──────── Provided text ────────
United States District Court, D. Arizona

September 11, 2018

Robert P. Cottman, et al., Plaintiffs,
David G. Naskrent, et al., Defendants.


          Honorable John J. Tuchi United States District Judge.

         At issue is Plaintiffs Robert P. Cottman, Michael A. Baker, Daniel L. Theobald, and Stephanie Harvey's[1] (collectively, “Plaintiffs”) Motion to Proceed Conditionally as a Collective and Class Action (Doc. 26, Mot.), to which Defendants David G. Naskrent, Matthew J. Surma, Corrina Surma, Cory Lee Hughes, Corey B. Cleghorn, DPHC Enterprise Inc., and DHSC Enterprise Inc. (collectively, “Defendants”) filed a Response (Doc. 38, Resp.) and Plaintiffs filed a Reply (Doc. 43, Reply). Although oral argument was requested, the Court finds the matter ripe for resolution such argument. See LRCiv 7.2(f). For the reasons set forth below, the Court will grant in part and deny in part Plaintiffs' Motion.

         I. BACKGROUND

         Defendants are the owners and managers of Rosati's Pizza (“Rosati's”) located in Phoenix. Plaintiffs each worked at Rosati's as a pizza delivery driver at assorted points in time during periods spanning October 2012 to December 2012 and from January 2014 to January 2017.

         During Plaintiffs' time at Rosati's, Defendants required drivers to complete deliveries as assigned by Rosati's. Defendants did not pay its drivers an hourly salary. Instead, each driver received a standard fee per delivery in addition to any tip paid out by the customer. The delivery fee started at $2 during each driver's probationary period and increased to $3 after Defendants took the driver off probation. The fee increased once again in December 2016 to $3.25 per delivery.
────────
**Instructions**
(A) Answer these questions from the court order:
(i) Which restaurant do the Defendants own and manage, and in what city?
(ii) Which document number is the Defendants' Response?
(iii) What did the per-delivery fee rise to in December 2016?
(B) Resume the court order about the Rosati's Pizza delivery drivers from the point where it stops.
The page segmentation listing has no connection to the court order.
──────── Source material ────────
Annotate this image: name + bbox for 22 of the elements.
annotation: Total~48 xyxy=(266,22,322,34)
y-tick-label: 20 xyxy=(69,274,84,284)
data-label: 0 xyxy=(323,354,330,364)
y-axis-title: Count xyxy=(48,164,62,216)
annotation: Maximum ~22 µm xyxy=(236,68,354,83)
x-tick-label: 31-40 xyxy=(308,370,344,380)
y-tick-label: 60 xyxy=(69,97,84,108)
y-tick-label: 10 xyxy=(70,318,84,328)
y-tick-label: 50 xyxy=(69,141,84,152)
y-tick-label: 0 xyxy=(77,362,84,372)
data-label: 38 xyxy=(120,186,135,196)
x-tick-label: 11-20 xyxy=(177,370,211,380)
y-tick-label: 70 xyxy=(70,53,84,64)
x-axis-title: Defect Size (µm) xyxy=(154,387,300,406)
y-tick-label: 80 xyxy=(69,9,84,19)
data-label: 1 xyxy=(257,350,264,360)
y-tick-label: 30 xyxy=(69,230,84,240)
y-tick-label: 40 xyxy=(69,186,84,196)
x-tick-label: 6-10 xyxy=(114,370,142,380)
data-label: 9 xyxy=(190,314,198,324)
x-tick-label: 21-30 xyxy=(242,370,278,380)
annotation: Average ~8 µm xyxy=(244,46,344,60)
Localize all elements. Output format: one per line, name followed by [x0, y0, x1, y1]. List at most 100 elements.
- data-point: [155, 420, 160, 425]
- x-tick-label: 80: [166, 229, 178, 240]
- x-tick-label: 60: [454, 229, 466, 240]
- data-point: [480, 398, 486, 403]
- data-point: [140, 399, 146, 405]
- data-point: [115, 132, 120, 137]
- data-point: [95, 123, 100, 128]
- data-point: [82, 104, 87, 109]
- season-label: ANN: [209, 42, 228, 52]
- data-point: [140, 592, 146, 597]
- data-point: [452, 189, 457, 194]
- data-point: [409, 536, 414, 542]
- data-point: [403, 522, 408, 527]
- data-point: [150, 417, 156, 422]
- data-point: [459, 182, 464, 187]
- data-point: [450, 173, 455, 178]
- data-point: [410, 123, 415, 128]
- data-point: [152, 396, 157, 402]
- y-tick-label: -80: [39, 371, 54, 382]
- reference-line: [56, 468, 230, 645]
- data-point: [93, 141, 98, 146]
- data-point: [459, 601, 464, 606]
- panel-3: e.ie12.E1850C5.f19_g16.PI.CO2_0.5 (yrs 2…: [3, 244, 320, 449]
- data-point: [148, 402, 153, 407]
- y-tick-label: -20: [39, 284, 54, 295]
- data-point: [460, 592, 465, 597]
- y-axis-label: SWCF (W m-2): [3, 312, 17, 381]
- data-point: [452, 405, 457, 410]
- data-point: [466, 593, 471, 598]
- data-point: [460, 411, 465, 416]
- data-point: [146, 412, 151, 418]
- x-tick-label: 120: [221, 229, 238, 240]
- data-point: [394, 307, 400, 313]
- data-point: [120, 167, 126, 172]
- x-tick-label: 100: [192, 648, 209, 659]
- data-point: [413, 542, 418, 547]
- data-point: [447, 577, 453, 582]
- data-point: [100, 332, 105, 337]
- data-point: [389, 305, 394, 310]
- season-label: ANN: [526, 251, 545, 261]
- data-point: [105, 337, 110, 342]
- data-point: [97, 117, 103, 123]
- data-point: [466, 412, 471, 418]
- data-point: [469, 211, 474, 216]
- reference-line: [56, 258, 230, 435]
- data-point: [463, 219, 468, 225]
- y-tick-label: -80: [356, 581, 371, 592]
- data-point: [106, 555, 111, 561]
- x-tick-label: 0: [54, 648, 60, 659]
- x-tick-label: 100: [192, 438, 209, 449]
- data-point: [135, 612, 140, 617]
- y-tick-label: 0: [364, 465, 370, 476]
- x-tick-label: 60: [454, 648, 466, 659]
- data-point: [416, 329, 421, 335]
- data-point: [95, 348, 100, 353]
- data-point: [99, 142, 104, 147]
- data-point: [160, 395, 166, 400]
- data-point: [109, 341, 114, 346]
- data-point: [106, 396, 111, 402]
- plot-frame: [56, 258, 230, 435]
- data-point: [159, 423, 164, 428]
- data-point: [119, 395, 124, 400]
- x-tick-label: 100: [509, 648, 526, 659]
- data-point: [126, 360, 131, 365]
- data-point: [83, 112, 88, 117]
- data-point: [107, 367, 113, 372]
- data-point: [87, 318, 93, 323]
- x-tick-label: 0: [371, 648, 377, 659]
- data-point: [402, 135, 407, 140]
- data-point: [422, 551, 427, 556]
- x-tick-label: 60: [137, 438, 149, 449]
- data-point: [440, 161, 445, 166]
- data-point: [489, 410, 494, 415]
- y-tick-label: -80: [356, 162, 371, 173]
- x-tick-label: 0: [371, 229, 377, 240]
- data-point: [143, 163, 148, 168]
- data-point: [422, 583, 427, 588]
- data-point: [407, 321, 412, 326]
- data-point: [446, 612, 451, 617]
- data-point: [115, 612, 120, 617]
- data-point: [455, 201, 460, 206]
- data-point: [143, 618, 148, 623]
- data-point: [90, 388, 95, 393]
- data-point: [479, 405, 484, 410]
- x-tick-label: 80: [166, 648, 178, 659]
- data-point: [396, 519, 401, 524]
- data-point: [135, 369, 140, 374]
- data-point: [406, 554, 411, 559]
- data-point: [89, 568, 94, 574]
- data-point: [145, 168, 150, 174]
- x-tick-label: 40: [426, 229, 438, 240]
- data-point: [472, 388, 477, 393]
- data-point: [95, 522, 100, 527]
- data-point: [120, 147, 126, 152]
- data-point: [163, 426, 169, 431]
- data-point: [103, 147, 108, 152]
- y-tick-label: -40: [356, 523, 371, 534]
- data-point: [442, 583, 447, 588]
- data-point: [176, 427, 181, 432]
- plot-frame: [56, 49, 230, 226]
────────
**Numbered responses**
(A)
(i) Rosati's Pizza, in Phoenix.
(ii) Doc. 38.
(iii) $3.25 per delivery.

(B)
         After each driver was hired, he or she had to complete training, which consisted of ride-alongs with senior drivers; however, Defendants did not compensate new drivers for this time. Drivers used their own vehicles for deliveries, but were not reimbursed for mileage, fuel, or other costs incurred when delivering pizzas. When not delivering pizzas, Defendants required that Plaintiffs work in the restaurant-without additional pay-by answering phones, assisting customers, cleaning the dining room, and assisting with the preparation of food.

         After completing their deliveries for the day, the delivery drivers returned to the restaurant to settle their payments for the day with the store manager or owner. If the cash that the driver received from customers during their deliveries did not cover the amount he earned in delivery fees, the manager pulled cash from the register to pay the difference.

         Beginning in 2015, if the amount paid for food ordered through a third party website was less than that charged directly by Rosati's, Defendants deducted the difference from the tip of the driver delivering the food. Defendants additionally deducted the cost of an order from the drivers' day-end pay for credit card orders if the driver failed to take an imprint of the purchaser's card and if that card was subsequently declined after delivery. These policies frequently resulted in Rosati's drivers earning less than federal and state minimum wage. Additionally, Plaintiffs typically worked in excess of forty hours per week without overtime compensation.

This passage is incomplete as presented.